» What is being asked: Scan the material below for the string "förhållningssätt", and copy every line where it shows up.
——————
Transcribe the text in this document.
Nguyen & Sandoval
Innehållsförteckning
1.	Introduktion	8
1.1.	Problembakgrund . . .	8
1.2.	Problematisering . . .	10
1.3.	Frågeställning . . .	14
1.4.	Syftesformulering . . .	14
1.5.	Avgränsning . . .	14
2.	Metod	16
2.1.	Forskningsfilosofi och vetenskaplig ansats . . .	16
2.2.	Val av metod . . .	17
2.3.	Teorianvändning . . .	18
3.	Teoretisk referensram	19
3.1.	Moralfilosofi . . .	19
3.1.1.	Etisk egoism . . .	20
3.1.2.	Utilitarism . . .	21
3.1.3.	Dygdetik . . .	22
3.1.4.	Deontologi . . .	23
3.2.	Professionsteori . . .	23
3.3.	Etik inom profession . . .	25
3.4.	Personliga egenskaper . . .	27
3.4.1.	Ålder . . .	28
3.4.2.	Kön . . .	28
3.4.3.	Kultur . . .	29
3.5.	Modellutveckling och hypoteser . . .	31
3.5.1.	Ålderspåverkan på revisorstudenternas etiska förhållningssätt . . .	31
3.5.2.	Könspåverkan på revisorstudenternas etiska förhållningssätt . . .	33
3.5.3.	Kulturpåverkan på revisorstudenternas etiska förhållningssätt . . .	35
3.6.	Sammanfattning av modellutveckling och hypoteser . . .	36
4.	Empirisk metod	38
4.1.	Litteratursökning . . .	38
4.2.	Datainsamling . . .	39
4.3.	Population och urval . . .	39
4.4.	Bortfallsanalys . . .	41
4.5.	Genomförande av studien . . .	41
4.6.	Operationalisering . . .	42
——————
» Task response:
3.5.1.	Ålderspåverkan på revisorstudenternas etiska förhållningssätt . . .	31
3.5.2.	Könspåverkan på revisorstudenternas etiska förhållningssätt . . .	33
3.5.3.	Kulturpåverkan på revisorstudenternas etiska förhållningssätt . . .	35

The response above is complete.